#### Directions
Can you copy out the data exactly? Leave the images out.

#### Input for this task
════════════════
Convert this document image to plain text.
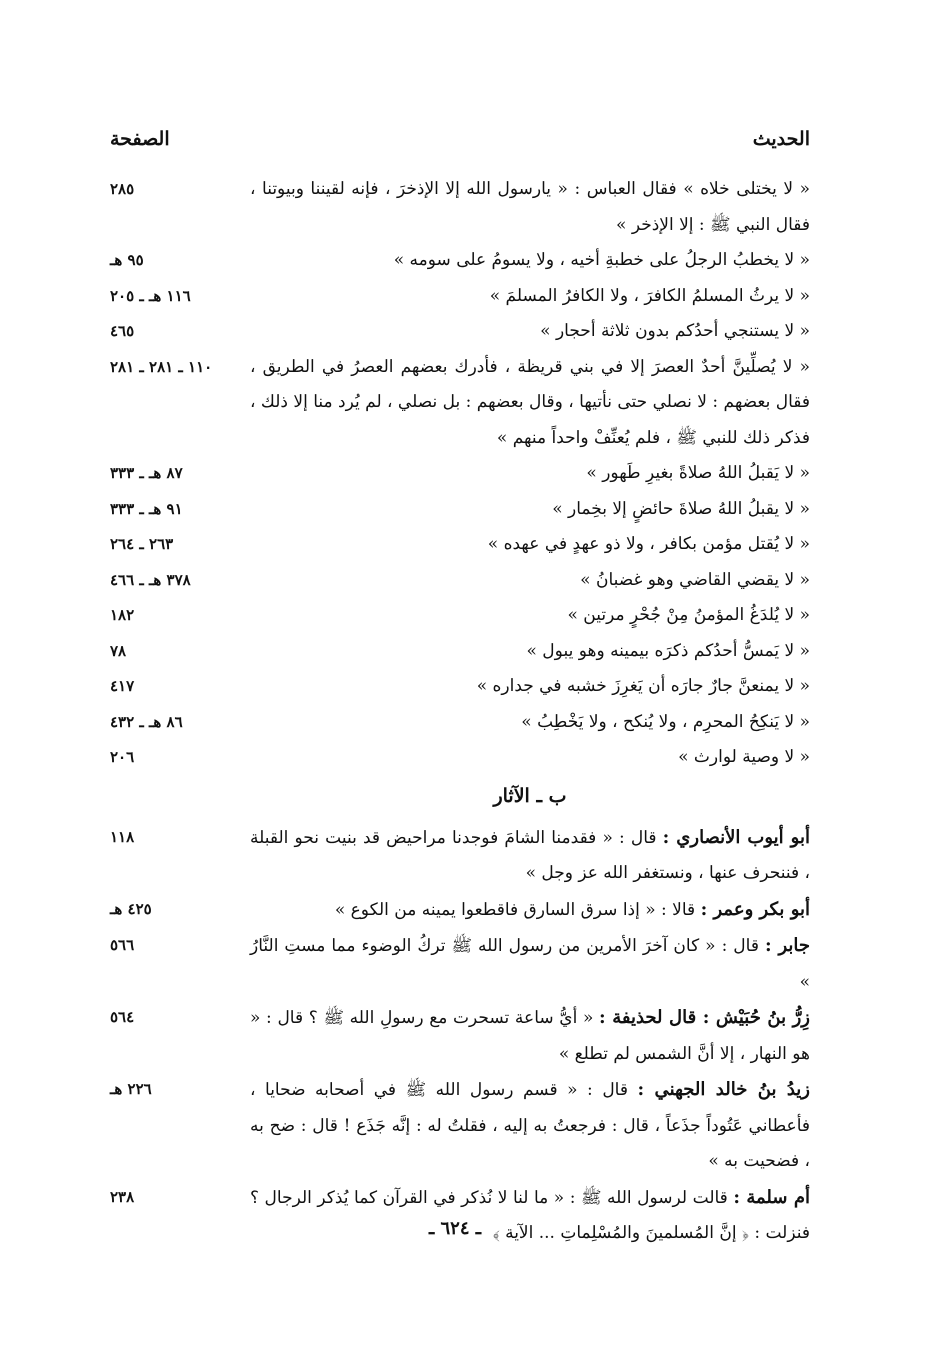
الحديث
الصفحة
« لا يختلى خلاه » فقال العباس : « يارسول الله إلا الإذخرَ ، فإنه لقيننا وبيوتنا ، فقال النبي ﷺ : إلا الإذخر »
٢٨٥
« لا يخطبُ الرجلُ على خطبةِ أخيه ، ولا يسومُ على سومه »
٩٥ هـ
« لا يرثُ المسلمُ الكافرَ ، ولا الكافرُ المسلمَ »
١١٦ هـ ـ ٢٠٥
« لا يستنجي أحدُكم بدون ثلاثة أحجار »
٤٦٥
« لا يُصلِّينَّ أحدٌ العصرَ إلا في بني قريظة ، فأدرك بعضهم العصرُ في الطريق ، فقال بعضهم : لا نصلي حتى نأتيها ، وقال بعضهم : بل نصلي ، لم يُرد منا إلا ذلك ، فذكر ذلك للنبي ﷺ ، فلم يُعنِّفْ واحداً منهم »
١١٠ ـ ٢٨١ ـ ٢٨١
« لا يَقبلُ اللهُ صلاةً بغيرِ طَهور »
٨٧ هـ ـ ٣٣٣
« لا يقبلُ اللهُ صلاةَ حائضٍ إلا بخِمار »
٩١ هـ ـ ٣٣٣
« لا يُقتل مؤمن بكافر ، ولا ذو عهدٍ في عهده »
٢٦٣ ـ ٢٦٤
« لا يقضي القاضي وهو غضبانُ »
٣٧٨ هـ ـ ٤٦٦
« لا يُلدَغُ المؤمنُ مِنْ جُحْرٍ مرتين »
١٨٢
« لا يَمسُّ أحدُكم ذكرَه بيمينه وهو يبول »
٧٨
« لا يمنعنَّ جارٌ جارَه أن يَغرِزَ خشبه في جداره »
٤١٧
« لا يَنكِحُ المحرِم ، ولا يُنكح ، ولا يَخْطِبُ »
٨٦ هـ ـ ٤٣٢
« لا وصية لوارث »
٢٠٦
ب ـ الآثار
أبو أيوب الأنصاري : قال : « فقدمنا الشامَ فوجدنا مراحيض قد بنيت نحو القبلة ، فننحرف عنها ، ونستغفر الله عز وجل »
١١٨
أبو بكر وعمر : قالا : « إذا سرق السارق فاقطعوا يمينه من الكوع »
٤٢٥ هـ
جابر : قال : « كان آخرَ الأمرين من رسول الله ﷺ تركُ الوضوء مما مستِ النَّارُ »
٥٦٦
زِرُّ بنُ حُبَيْش : قال لحذيفة : « أيُّ ساعة تسحرت مع رسولِ الله ﷺ ؟ قال : « هو النهار ، إلا أنَّ الشمس لم تطلع »
٥٦٤
زيدُ بنُ خالد الجهني : قال : « قسم رسول الله ﷺ في أصحابه ضحايا ، فأعطاني عَتُوداً جذَعاً ، قال : فرجعتُ به إليه ، فقلتُ له : إنَّه جَذَع ! قال : ضح به ، فضحيت به »
٢٢٦ هـ
أم سلمة : قالت لرسول الله ﷺ : « ما لنا لا نُذكر في القرآن كما يُذكر الرجال ؟ فنزلت : ﴿ إنَّ المُسلمينَ والمُسْلِماتِ ... الآية ﴾
٢٣٨
ـ ٦٢٤ ـ
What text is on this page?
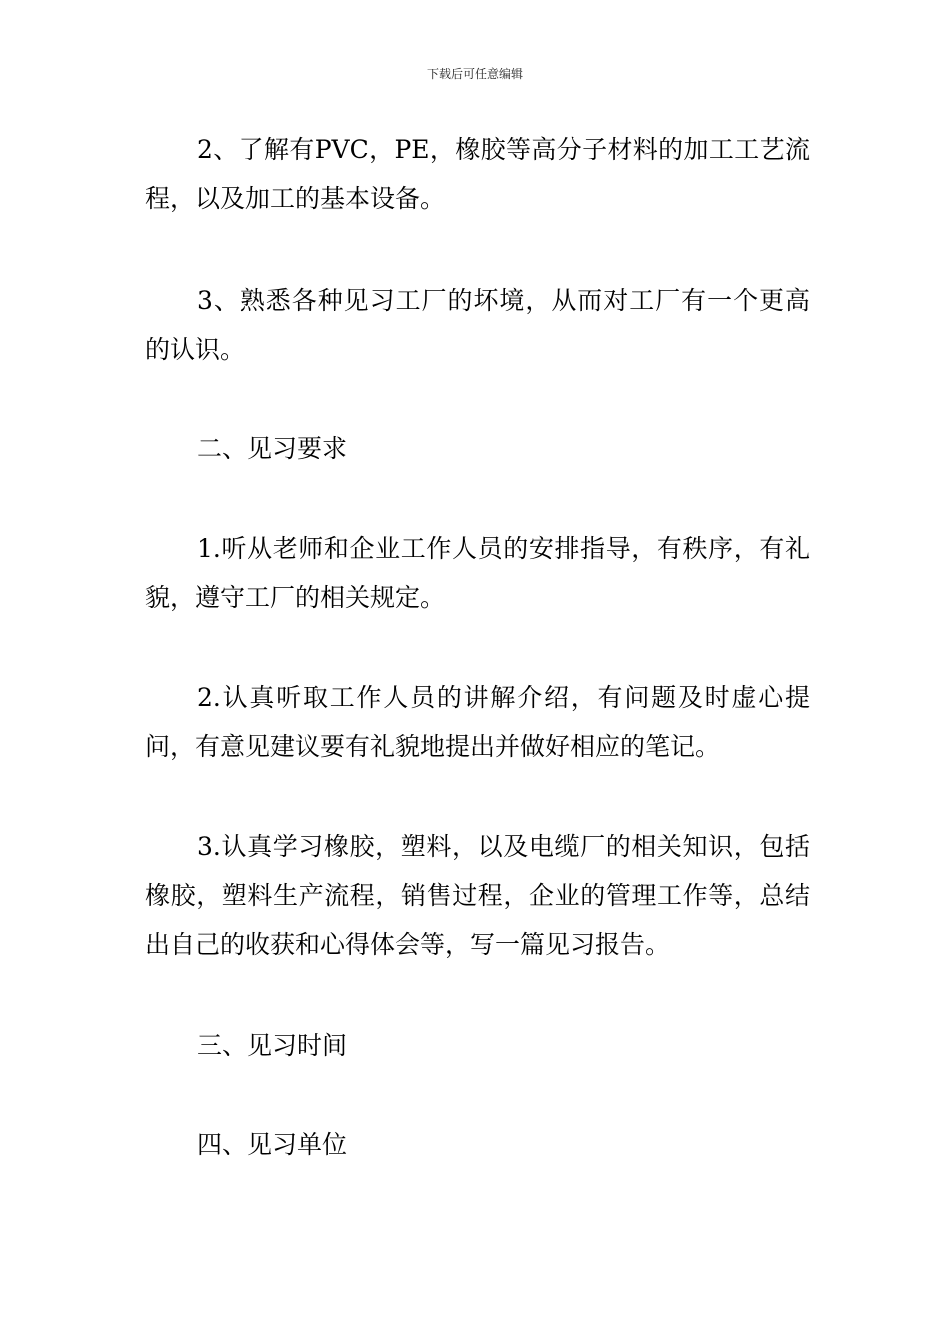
下载后可任意编辑

2、了解有PVC，PE，橡胶等高分子材料的加工工艺流程，以及加工的基本设备。

3、熟悉各种见习工厂的坏境，从而对工厂有一个更高的认识。

二、见习要求

1.听从老师和企业工作人员的安排指导，有秩序，有礼貌，遵守工厂的相关规定。

2.认真听取工作人员的讲解介绍，有问题及时虚心提问，有意见建议要有礼貌地提出并做好相应的笔记。

3.认真学习橡胶，塑料，以及电缆厂的相关知识，包括橡胶，塑料生产流程，销售过程，企业的管理工作等，总结出自己的收获和心得体会等，写一篇见习报告。

三、见习时间

四、见习单位
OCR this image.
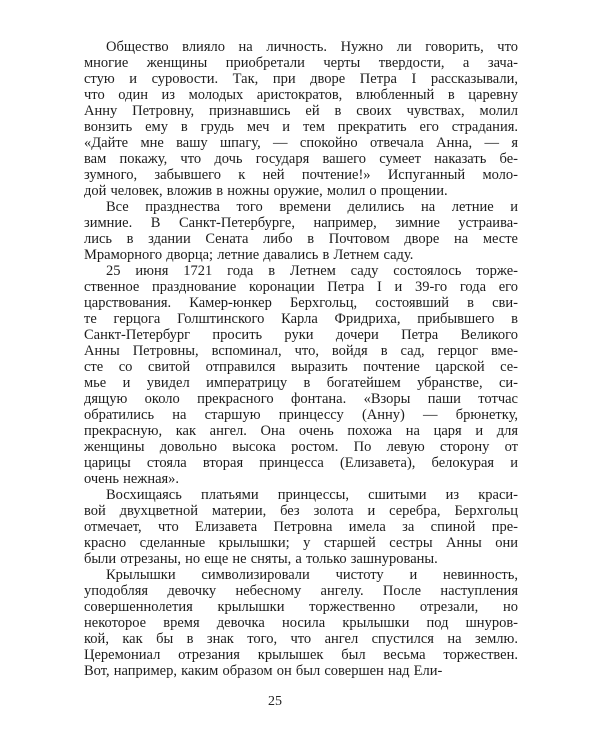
Общество влияло на личность. Нужно ли говорить, что
многие женщины приобретали черты твердости, а зача-
стую и суровости. Так, при дворе Петра I рассказывали,
что один из молодых аристократов, влюбленный в царевну
Анну Петровну, признавшись ей в своих чувствах, молил
вонзить ему в грудь меч и тем прекратить его страдания.
«Дайте мне вашу шпагу, — спокойно отвечала Анна, — я
вам покажу, что дочь государя вашего сумеет наказать бе-
зумного, забывшего к ней почтение!» Испуганный моло-
дой человек, вложив в ножны оружие, молил о прощении.
Все празднества того времени делились на летние и
зимние. В Санкт-Петербурге, например, зимние устраива-
лись в здании Сената либо в Почтовом дворе на месте
Мраморного дворца; летние давались в Летнем саду.
25 июня 1721 года в Летнем саду состоялось торже-
ственное празднование коронации Петра I и 39-го года его
царствования. Камер-юнкер Берхгольц, состоявший в сви-
те герцога Голштинского Карла Фридриха, прибывшего в
Санкт-Петербург просить руки дочери Петра Великого
Анны Петровны, вспоминал, что, войдя в сад, герцог вме-
сте со свитой отправился выразить почтение царской се-
мье и увидел императрицу в богатейшем убранстве, си-
дящую около прекрасного фонтана. «Взоры паши тотчас
обратились на старшую принцессу (Анну) — брюнетку,
прекрасную, как ангел. Она очень похожа на царя и для
женщины довольно высока ростом. По левую сторону от
царицы стояла вторая принцесса (Елизавета), белокурая и
очень нежная».
Восхищаясь платьями принцессы, сшитыми из краси-
вой двухцветной материи, без золота и серебра, Берхгольц
отмечает, что Елизавета Петровна имела за спиной пре-
красно сделанные крылышки; у старшей сестры Анны они
были отрезаны, но еще не сняты, а только зашнурованы.
Крылышки символизировали чистоту и невинность,
уподобляя девочку небесному ангелу. После наступления
совершеннолетия крылышки торжественно отрезали, но
некоторое время девочка носила крылышки под шнуров-
кой, как бы в знак того, что ангел спустился на землю.
Церемониал отрезания крылышек был весьма торжествен.
Вот, например, каким образом он был совершен над Ели-
25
════════════════
#### Response to this exercise
Convert this document image to plain text.
الحديث
الصفحة
« لا يختلى خلاه » فقال العباس : « يارسول الله إلا الإذخرَ ، فإنه لقيننا وبيوتنا ، فقال النبي ﷺ : إلا الإذخر »
٢٨٥
« لا يخطبُ الرجلُ على خطبةِ أخيه ، ولا يسومُ على سومه »
٩٥ هـ
« لا يرثُ المسلمُ الكافرَ ، ولا الكافرُ المسلمَ »
١١٦ هـ ـ ٢٠٥
« لا يستنجي أحدُكم بدون ثلاثة أحجار »
٤٦٥
« لا يُصلِّينَّ أحدٌ العصرَ إلا في بني قريظة ، فأدرك بعضهم العصرُ في الطريق ، فقال بعضهم : لا نصلي حتى نأتيها ، وقال بعضهم : بل نصلي ، لم يُرد منا إلا ذلك ، فذكر ذلك للنبي ﷺ ، فلم يُعنِّفْ واحداً منهم »
١١٠ ـ ٢٨١ ـ ٢٨١
« لا يَقبلُ اللهُ صلاةً بغيرِ طَهور »
٨٧ هـ ـ ٣٣٣
« لا يقبلُ اللهُ صلاةَ حائضٍ إلا بخِمار »
٩١ هـ ـ ٣٣٣
« لا يُقتل مؤمن بكافر ، ولا ذو عهدٍ في عهده »
٢٦٣ ـ ٢٦٤
« لا يقضي القاضي وهو غضبانُ »
٣٧٨ هـ ـ ٤٦٦
« لا يُلدَغُ المؤمنُ مِنْ جُحْرٍ مرتين »
١٨٢
« لا يَمسُّ أحدُكم ذكرَه بيمينه وهو يبول »
٧٨
« لا يمنعنَّ جارٌ جارَه أن يَغرِزَ خشبه في جداره »
٤١٧
« لا يَنكِحُ المحرِم ، ولا يُنكح ، ولا يَخْطِبُ »
٨٦ هـ ـ ٤٣٢
« لا وصية لوارث »
٢٠٦
ب ـ الآثار
أبو أيوب الأنصاري : قال : « فقدمنا الشامَ فوجدنا مراحيض قد بنيت نحو القبلة ، فننحرف عنها ، ونستغفر الله عز وجل »
١١٨
أبو بكر وعمر : قالا : « إذا سرق السارق فاقطعوا يمينه من الكوع »
٤٢٥ هـ
جابر : قال : « كان آخرَ الأمرين من رسول الله ﷺ تركُ الوضوء مما مستِ النَّارُ »
٥٦٦
زِرُّ بنُ حُبَيْش : قال لحذيفة : « أيُّ ساعة تسحرت مع رسولِ الله ﷺ ؟ قال : « هو النهار ، إلا أنَّ الشمس لم تطلع »
٥٦٤
زيدُ بنُ خالد الجهني : قال : « قسم رسول الله ﷺ في أصحابه ضحايا ، فأعطاني عَتُوداً جذَعاً ، قال : فرجعتُ به إليه ، فقلتُ له : إنَّه جَذَع ! قال : ضح به ، فضحيت به »
٢٢٦ هـ
أم سلمة : قالت لرسول الله ﷺ : « ما لنا لا نُذكر في القرآن كما يُذكر الرجال ؟ فنزلت : ﴿ إنَّ المُسلمينَ والمُسْلِماتِ ... الآية ﴾
٢٣٨
ـ ٦٢٤ ـ
What text is on this page?
下载后可任意编辑

2、了解有PVC，PE，橡胶等高分子材料的加工工艺流程，以及加工的基本设备。

3、熟悉各种见习工厂的坏境，从而对工厂有一个更高的认识。

二、见习要求

1.听从老师和企业工作人员的安排指导，有秩序，有礼貌，遵守工厂的相关规定。

2.认真听取工作人员的讲解介绍，有问题及时虚心提问，有意见建议要有礼貌地提出并做好相应的笔记。

3.认真学习橡胶，塑料，以及电缆厂的相关知识，包括橡胶，塑料生产流程，销售过程，企业的管理工作等，总结出自己的收获和心得体会等，写一篇见习报告。

三、见习时间

四、见习单位
OCR this image.
Общество влияло на личность. Нужно ли говорить, что
многие женщины приобретали черты твердости, а зача-
стую и суровости. Так, при дворе Петра I рассказывали,
что один из молодых аристократов, влюбленный в царевну
Анну Петровну, признавшись ей в своих чувствах, молил
вонзить ему в грудь меч и тем прекратить его страдания.
«Дайте мне вашу шпагу, — спокойно отвечала Анна, — я
вам покажу, что дочь государя вашего сумеет наказать бе-
зумного, забывшего к ней почтение!» Испуганный моло-
дой человек, вложив в ножны оружие, молил о прощении.
Все празднества того времени делились на летние и
зимние. В Санкт-Петербурге, например, зимние устраива-
лись в здании Сената либо в Почтовом дворе на месте
Мраморного дворца; летние давались в Летнем саду.
25 июня 1721 года в Летнем саду состоялось торже-
ственное празднование коронации Петра I и 39-го года его
царствования. Камер-юнкер Берхгольц, состоявший в сви-
те герцога Голштинского Карла Фридриха, прибывшего в
Санкт-Петербург просить руки дочери Петра Великого
Анны Петровны, вспоминал, что, войдя в сад, герцог вме-
сте со свитой отправился выразить почтение царской се-
мье и увидел императрицу в богатейшем убранстве, си-
дящую около прекрасного фонтана. «Взоры паши тотчас
обратились на старшую принцессу (Анну) — брюнетку,
прекрасную, как ангел. Она очень похожа на царя и для
женщины довольно высока ростом. По левую сторону от
царицы стояла вторая принцесса (Елизавета), белокурая и
очень нежная».
Восхищаясь платьями принцессы, сшитыми из краси-
вой двухцветной материи, без золота и серебра, Берхгольц
отмечает, что Елизавета Петровна имела за спиной пре-
красно сделанные крылышки; у старшей сестры Анны они
были отрезаны, но еще не сняты, а только зашнурованы.
Крылышки символизировали чистоту и невинность,
уподобляя девочку небесному ангелу. После наступления
совершеннолетия крылышки торжественно отрезали, но
некоторое время девочка носила крылышки под шнуров-
кой, как бы в знак того, что ангел спустился на землю.
Церемониал отрезания крылышек был весьма торжествен.
Вот, например, каким образом он был совершен над Ели-
25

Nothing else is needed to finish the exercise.